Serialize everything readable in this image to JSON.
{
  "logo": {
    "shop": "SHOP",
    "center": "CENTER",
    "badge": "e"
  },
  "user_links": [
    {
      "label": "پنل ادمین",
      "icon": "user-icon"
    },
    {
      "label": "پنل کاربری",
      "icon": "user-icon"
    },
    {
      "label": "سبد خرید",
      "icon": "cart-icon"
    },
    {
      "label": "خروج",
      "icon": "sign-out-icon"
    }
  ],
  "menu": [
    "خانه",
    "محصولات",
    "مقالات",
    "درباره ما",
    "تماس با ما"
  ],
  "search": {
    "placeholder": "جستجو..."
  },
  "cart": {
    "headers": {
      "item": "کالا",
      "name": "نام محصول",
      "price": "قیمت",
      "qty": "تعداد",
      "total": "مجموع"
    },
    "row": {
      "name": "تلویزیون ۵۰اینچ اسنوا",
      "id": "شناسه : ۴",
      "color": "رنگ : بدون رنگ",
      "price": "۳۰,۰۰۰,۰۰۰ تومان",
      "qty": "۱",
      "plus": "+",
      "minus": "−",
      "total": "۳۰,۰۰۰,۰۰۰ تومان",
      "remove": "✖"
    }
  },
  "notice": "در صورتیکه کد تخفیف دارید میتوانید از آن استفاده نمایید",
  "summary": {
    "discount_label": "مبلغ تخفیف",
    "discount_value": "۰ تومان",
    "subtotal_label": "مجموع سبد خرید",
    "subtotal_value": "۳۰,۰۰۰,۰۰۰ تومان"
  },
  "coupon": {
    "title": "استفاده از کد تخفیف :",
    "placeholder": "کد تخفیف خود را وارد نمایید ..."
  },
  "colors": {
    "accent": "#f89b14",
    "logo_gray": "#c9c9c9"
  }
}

============================================================

▶ **YOUR INSTRUCTIONS**
Pick out and copy the lines of the entries that hold the string "استفاده".

▶ **RESPONSE FOR THIS EXERCISE**
  "notice": "در صورتیکه کد تخفیف دارید میتوانید از آن استفاده نمایید",
    "title": "استفاده از کد تخفیف :",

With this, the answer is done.